# start of PROVIDED DATA

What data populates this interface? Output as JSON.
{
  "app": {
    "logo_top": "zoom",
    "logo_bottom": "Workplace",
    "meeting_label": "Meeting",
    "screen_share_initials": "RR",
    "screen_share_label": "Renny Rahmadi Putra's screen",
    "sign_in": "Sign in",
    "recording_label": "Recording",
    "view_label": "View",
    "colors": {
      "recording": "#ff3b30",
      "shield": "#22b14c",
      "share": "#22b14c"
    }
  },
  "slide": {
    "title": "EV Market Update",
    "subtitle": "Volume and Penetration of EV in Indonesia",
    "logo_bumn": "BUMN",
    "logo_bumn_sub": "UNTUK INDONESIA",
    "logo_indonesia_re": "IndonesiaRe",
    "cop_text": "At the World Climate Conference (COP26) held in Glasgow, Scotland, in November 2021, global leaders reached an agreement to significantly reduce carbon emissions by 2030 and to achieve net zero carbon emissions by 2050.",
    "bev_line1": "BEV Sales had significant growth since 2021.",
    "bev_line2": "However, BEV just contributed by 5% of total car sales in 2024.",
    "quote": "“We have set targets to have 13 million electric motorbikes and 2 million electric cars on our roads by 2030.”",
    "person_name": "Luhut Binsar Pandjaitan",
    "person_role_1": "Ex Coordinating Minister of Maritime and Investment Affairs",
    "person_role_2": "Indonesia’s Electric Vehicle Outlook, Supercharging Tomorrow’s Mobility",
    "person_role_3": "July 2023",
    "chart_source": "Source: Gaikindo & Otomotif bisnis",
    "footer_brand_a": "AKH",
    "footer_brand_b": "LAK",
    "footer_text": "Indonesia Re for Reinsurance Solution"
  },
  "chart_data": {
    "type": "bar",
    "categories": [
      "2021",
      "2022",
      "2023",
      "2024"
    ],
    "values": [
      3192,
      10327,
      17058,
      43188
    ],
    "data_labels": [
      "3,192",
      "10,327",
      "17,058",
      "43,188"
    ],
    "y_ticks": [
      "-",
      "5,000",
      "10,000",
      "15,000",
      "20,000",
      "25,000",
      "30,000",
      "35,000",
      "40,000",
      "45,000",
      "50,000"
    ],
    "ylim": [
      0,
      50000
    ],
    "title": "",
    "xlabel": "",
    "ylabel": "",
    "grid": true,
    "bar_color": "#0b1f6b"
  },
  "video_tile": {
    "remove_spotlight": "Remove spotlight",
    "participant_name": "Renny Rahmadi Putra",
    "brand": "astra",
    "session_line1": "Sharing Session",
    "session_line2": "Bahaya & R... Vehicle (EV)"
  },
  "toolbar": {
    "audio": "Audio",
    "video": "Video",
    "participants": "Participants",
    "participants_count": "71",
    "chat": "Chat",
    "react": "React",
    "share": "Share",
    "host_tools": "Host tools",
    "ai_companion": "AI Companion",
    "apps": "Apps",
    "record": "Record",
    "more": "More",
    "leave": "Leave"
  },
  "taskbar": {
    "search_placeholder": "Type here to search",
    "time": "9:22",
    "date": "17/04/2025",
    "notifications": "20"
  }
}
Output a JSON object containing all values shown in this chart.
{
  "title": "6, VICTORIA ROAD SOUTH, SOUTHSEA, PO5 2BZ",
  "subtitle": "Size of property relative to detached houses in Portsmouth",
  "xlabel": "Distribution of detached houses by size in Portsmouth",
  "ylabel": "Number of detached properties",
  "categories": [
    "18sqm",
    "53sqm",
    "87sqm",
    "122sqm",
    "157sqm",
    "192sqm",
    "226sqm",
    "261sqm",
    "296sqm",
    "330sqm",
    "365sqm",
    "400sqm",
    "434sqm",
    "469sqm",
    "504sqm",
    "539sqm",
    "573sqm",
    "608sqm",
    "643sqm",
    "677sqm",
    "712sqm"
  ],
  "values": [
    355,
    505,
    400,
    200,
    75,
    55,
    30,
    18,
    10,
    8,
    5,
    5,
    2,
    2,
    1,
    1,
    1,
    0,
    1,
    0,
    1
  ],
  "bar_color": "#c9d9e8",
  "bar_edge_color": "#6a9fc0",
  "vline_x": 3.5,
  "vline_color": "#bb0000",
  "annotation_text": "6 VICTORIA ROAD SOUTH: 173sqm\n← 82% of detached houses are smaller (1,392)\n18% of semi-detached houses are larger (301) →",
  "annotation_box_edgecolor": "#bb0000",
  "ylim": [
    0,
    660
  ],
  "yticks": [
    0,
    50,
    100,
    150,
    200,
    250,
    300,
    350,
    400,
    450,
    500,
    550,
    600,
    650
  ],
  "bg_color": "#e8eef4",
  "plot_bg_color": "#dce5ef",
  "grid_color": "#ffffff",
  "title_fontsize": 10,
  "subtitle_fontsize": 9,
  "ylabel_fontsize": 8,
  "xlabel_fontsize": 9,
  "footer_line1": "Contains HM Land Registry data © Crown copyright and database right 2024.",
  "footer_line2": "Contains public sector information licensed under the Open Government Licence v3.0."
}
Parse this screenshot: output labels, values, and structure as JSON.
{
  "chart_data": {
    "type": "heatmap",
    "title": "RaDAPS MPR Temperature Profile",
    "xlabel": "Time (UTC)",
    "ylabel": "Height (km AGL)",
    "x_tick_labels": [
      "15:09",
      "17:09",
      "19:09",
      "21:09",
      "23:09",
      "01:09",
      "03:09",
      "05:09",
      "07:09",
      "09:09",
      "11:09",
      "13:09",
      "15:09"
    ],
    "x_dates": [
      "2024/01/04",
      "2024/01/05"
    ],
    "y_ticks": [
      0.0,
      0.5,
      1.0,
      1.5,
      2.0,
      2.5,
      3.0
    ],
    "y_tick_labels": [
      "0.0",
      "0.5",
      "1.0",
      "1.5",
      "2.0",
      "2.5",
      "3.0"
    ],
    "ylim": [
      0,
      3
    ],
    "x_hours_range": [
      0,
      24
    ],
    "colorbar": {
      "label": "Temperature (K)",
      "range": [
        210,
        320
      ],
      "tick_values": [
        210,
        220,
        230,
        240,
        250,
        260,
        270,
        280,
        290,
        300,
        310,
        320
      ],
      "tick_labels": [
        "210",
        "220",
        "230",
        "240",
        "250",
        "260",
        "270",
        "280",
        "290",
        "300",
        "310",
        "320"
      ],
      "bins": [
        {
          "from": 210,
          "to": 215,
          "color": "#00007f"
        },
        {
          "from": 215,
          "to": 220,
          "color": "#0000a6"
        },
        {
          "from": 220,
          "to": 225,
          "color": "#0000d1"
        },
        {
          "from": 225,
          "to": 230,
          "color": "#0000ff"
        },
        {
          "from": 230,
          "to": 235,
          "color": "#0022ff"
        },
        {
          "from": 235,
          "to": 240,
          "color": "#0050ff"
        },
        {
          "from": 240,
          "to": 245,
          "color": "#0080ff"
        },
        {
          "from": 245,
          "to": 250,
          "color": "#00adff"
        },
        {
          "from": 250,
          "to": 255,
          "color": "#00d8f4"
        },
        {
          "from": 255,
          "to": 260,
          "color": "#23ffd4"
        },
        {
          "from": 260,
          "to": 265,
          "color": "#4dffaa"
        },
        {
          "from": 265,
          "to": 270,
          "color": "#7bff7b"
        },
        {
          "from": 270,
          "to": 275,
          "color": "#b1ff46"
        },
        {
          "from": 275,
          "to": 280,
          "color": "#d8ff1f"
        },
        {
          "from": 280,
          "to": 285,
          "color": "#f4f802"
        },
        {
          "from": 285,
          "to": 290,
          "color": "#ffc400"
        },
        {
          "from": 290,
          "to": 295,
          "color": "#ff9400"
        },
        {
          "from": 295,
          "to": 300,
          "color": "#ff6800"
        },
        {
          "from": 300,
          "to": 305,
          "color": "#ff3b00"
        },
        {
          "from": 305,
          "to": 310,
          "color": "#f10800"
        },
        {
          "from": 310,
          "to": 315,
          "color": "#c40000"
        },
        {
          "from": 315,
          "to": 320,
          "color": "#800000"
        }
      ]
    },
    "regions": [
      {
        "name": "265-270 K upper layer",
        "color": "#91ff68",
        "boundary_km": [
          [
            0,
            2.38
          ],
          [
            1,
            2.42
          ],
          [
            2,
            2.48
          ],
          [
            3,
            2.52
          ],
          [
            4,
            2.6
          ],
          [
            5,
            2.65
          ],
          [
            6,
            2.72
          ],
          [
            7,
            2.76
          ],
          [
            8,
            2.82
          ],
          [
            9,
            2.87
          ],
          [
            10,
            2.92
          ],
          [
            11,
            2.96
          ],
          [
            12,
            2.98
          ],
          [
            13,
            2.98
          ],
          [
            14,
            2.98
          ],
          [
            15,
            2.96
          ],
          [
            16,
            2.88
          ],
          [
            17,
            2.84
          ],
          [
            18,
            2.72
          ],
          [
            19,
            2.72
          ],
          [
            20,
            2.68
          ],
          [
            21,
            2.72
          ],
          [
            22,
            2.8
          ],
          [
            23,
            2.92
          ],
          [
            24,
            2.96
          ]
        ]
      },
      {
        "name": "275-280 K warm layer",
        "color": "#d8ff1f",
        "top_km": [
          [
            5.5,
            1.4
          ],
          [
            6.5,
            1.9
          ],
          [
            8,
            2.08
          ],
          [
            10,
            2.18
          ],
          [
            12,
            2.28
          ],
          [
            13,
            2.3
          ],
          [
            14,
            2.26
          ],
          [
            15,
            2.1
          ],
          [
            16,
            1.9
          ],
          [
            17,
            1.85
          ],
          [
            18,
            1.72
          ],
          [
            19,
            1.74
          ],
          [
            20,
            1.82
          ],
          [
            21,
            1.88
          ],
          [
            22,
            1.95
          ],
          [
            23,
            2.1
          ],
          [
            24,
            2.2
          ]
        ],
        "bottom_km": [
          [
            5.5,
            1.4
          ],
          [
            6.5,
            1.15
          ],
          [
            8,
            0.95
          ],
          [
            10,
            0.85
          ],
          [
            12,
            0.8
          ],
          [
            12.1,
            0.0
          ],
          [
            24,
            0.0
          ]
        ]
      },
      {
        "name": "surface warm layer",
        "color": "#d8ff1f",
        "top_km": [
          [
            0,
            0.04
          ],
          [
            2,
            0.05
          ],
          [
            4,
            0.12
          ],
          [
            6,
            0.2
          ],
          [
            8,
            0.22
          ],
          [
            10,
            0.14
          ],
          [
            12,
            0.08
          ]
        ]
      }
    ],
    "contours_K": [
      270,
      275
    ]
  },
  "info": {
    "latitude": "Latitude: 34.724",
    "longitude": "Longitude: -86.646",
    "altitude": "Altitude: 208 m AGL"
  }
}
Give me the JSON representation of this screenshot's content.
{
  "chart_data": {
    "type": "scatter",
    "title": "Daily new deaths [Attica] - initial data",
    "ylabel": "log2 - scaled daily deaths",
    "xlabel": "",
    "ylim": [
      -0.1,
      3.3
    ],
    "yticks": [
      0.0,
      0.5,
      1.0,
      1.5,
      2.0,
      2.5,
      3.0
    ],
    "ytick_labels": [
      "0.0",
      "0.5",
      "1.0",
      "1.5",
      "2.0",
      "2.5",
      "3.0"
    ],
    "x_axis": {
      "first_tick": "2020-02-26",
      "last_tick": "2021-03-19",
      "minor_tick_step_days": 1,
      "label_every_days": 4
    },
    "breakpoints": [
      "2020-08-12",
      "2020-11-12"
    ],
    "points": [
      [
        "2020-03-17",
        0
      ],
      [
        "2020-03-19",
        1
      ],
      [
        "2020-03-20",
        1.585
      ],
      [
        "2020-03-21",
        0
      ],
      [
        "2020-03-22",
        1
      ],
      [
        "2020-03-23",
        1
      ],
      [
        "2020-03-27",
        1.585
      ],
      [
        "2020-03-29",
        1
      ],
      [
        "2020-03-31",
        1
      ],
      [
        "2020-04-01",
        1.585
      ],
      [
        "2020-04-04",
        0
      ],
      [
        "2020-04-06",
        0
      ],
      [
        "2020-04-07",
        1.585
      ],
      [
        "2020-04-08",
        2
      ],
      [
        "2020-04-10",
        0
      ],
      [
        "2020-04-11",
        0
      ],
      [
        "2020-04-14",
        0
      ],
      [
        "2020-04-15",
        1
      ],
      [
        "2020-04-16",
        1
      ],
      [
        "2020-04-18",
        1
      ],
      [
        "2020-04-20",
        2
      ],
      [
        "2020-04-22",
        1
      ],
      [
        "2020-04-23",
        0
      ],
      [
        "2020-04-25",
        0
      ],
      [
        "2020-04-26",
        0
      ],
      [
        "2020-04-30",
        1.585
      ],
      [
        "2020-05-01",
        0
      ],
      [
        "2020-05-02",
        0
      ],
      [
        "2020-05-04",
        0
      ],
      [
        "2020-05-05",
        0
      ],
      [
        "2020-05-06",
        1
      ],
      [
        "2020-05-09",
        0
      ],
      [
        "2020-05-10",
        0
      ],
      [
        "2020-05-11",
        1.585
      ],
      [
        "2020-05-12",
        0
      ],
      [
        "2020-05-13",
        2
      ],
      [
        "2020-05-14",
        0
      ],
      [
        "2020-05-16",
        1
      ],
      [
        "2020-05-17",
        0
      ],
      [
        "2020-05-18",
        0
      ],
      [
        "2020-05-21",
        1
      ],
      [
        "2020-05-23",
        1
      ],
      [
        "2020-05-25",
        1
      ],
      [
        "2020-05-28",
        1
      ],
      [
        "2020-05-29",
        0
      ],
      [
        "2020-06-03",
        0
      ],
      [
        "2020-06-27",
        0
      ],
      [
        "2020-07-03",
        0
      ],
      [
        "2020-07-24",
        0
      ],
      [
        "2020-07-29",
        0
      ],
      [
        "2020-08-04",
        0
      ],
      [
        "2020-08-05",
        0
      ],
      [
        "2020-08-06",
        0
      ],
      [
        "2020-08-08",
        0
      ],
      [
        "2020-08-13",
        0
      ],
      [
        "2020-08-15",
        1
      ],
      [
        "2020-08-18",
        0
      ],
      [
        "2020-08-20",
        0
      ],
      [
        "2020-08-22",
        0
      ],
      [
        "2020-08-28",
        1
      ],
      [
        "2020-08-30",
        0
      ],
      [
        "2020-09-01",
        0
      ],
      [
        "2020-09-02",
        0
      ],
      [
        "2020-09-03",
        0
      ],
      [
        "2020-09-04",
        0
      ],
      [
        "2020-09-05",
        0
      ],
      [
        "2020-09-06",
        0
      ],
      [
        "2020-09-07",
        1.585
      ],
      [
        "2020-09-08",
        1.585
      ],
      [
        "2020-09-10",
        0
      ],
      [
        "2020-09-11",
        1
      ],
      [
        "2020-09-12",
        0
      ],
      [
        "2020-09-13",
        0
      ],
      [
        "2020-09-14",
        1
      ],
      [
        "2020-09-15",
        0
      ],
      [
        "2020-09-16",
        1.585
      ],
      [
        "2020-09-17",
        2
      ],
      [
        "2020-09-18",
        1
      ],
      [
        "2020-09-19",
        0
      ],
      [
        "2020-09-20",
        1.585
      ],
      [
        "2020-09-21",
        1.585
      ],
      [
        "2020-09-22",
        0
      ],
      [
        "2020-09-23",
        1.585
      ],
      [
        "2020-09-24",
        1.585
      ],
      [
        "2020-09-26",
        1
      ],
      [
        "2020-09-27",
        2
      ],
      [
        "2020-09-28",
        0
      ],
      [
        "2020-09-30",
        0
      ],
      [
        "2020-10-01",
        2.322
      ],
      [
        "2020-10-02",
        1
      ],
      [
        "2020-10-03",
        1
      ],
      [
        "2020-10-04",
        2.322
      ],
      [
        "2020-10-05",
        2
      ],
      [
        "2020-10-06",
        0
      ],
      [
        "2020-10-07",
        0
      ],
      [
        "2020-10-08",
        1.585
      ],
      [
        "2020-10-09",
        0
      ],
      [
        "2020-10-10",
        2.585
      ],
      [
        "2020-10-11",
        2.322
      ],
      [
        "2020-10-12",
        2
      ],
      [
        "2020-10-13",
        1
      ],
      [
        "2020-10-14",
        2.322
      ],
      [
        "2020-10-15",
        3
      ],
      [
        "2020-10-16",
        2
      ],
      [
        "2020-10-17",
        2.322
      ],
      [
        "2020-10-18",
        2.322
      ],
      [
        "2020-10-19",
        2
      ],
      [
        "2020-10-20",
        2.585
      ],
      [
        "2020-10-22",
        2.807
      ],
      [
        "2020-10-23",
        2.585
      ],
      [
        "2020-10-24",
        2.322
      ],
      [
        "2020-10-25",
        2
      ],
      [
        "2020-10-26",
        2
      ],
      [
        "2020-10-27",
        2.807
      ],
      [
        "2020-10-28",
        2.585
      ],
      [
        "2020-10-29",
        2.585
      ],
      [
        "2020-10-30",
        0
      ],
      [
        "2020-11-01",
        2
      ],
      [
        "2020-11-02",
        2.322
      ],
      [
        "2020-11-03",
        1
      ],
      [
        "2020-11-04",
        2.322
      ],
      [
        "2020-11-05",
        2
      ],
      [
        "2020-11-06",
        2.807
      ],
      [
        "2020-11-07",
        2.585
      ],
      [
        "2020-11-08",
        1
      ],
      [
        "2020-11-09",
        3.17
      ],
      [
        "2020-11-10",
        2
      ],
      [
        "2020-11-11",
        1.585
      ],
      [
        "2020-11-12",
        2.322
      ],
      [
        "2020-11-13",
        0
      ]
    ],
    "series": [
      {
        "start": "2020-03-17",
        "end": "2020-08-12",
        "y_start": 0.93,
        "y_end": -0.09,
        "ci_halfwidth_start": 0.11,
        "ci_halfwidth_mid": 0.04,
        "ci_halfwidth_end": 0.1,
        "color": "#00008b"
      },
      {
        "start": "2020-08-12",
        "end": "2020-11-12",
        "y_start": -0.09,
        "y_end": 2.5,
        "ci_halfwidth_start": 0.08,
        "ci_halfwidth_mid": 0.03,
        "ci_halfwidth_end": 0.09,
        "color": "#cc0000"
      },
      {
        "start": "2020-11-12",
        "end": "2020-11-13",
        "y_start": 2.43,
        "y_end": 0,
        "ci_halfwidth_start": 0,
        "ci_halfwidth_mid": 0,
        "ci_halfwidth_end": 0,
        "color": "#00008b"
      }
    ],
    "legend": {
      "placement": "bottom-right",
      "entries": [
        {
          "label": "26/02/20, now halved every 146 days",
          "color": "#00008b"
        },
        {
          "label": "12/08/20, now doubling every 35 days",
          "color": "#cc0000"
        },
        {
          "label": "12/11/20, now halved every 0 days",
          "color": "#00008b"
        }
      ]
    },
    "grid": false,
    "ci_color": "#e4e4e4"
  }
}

# end of PROVIDED DATA

◆ WHAT YOU ARE ASKED TO DO: Every line above that contains the word "Renny" should be reported.

◆ RESPONSE FOR THIS EXERCISE:
    "screen_share_label": "Renny Rahmadi Putra's screen",
    "participant_name": "Renny Rahmadi Putra",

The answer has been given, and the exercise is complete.